Leave every picture out and write out the records below exactly.

+---+

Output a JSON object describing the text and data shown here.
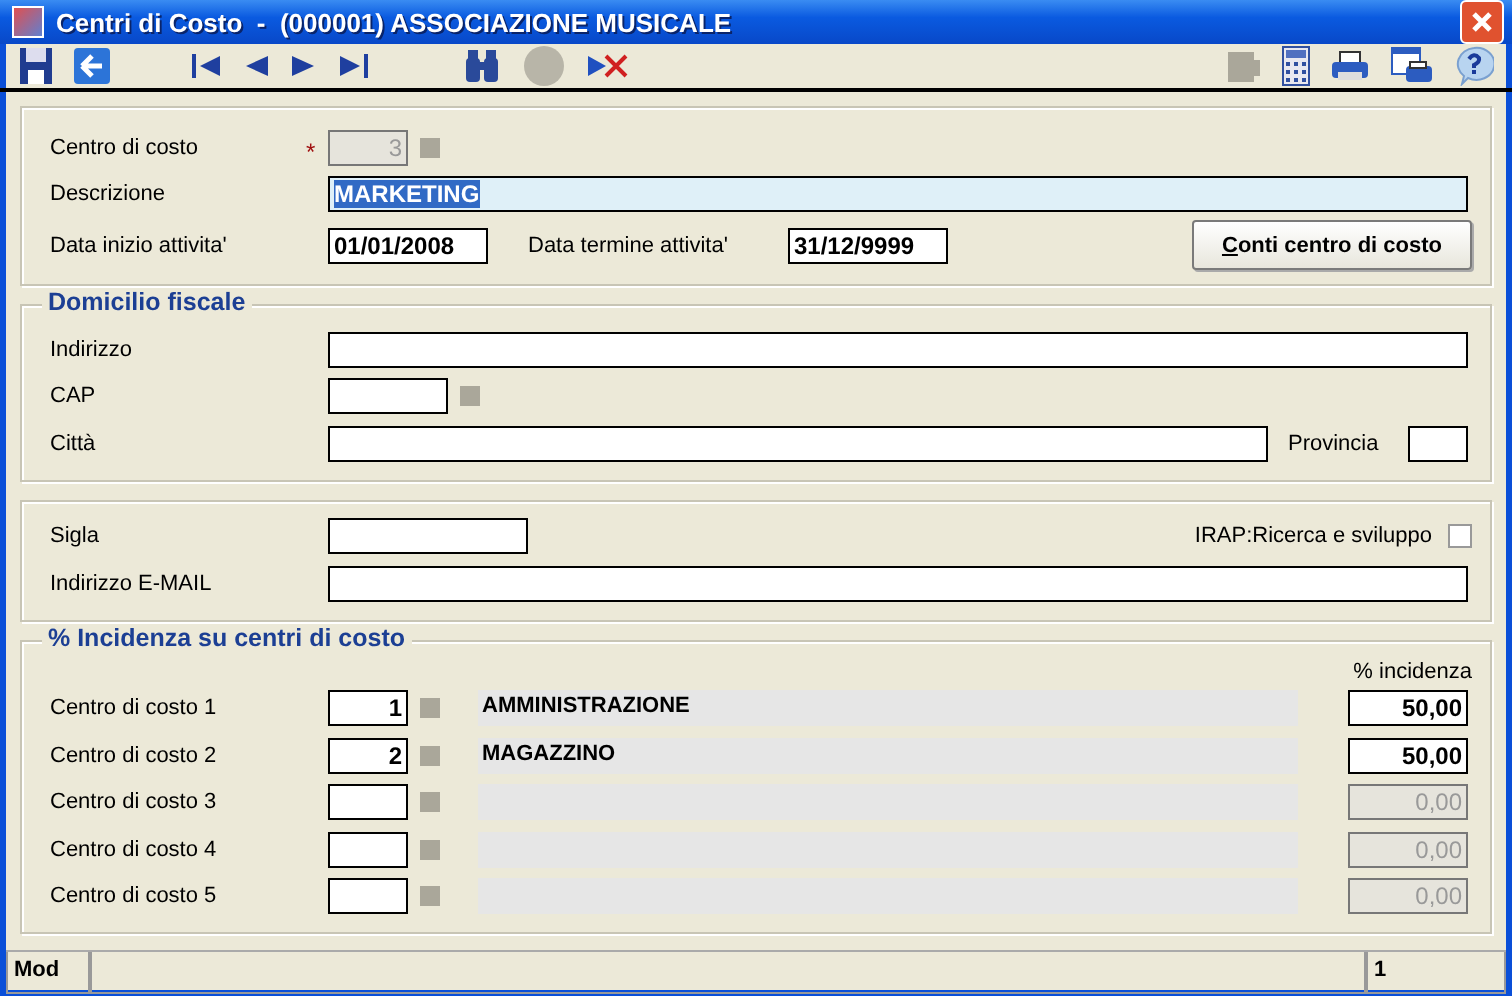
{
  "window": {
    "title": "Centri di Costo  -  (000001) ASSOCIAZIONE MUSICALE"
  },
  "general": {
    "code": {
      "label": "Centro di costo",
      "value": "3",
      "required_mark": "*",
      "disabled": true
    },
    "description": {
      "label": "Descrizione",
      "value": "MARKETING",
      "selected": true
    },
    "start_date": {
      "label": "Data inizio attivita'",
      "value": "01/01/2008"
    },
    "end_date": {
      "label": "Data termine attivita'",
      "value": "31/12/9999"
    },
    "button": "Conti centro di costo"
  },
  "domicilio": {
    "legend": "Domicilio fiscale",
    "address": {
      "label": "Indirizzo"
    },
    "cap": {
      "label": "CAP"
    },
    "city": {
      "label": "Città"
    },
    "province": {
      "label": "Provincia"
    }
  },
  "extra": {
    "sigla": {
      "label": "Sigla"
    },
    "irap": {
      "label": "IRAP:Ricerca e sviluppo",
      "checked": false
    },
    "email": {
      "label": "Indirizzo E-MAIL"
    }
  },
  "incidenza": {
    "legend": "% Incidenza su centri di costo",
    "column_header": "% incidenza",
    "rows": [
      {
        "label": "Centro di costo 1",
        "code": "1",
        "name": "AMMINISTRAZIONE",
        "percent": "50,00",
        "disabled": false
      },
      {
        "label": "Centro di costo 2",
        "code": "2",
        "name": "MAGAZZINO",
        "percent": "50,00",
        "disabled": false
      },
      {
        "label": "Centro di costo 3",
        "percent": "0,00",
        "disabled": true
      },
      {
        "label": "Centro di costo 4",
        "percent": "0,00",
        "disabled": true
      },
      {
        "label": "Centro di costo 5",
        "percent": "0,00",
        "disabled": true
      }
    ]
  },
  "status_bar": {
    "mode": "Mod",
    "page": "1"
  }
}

+---+

SOLUTION BELOW |
Output a JSON object describing the text and data shown here.
{
  "window": {
    "title": "Centri di Costo  -  (000001) ASSOCIAZIONE MUSICALE"
  },
  "general": {
    "code": {
      "label": "Centro di costo",
      "value": "3",
      "required_mark": "*",
      "disabled": true
    },
    "description": {
      "label": "Descrizione",
      "value": "MARKETING",
      "selected": true
    },
    "start_date": {
      "label": "Data inizio attivita'",
      "value": "01/01/2008"
    },
    "end_date": {
      "label": "Data termine attivita'",
      "value": "31/12/9999"
    },
    "button": "Conti centro di costo"
  },
  "domicilio": {
    "legend": "Domicilio fiscale",
    "address": {
      "label": "Indirizzo"
    },
    "cap": {
      "label": "CAP"
    },
    "city": {
      "label": "Città"
    },
    "province": {
      "label": "Provincia"
    }
  },
  "extra": {
    "sigla": {
      "label": "Sigla"
    },
    "irap": {
      "label": "IRAP:Ricerca e sviluppo",
      "checked": false
    },
    "email": {
      "label": "Indirizzo E-MAIL"
    }
  },
  "incidenza": {
    "legend": "% Incidenza su centri di costo",
    "column_header": "% incidenza",
    "rows": [
      {
        "label": "Centro di costo 1",
        "code": "1",
        "name": "AMMINISTRAZIONE",
        "percent": "50,00",
        "disabled": false
      },
      {
        "label": "Centro di costo 2",
        "code": "2",
        "name": "MAGAZZINO",
        "percent": "50,00",
        "disabled": false
      },
      {
        "label": "Centro di costo 3",
        "percent": "0,00",
        "disabled": true
      },
      {
        "label": "Centro di costo 4",
        "percent": "0,00",
        "disabled": true
      },
      {
        "label": "Centro di costo 5",
        "percent": "0,00",
        "disabled": true
      }
    ]
  },
  "status_bar": {
    "mode": "Mod",
    "page": "1"
  }
}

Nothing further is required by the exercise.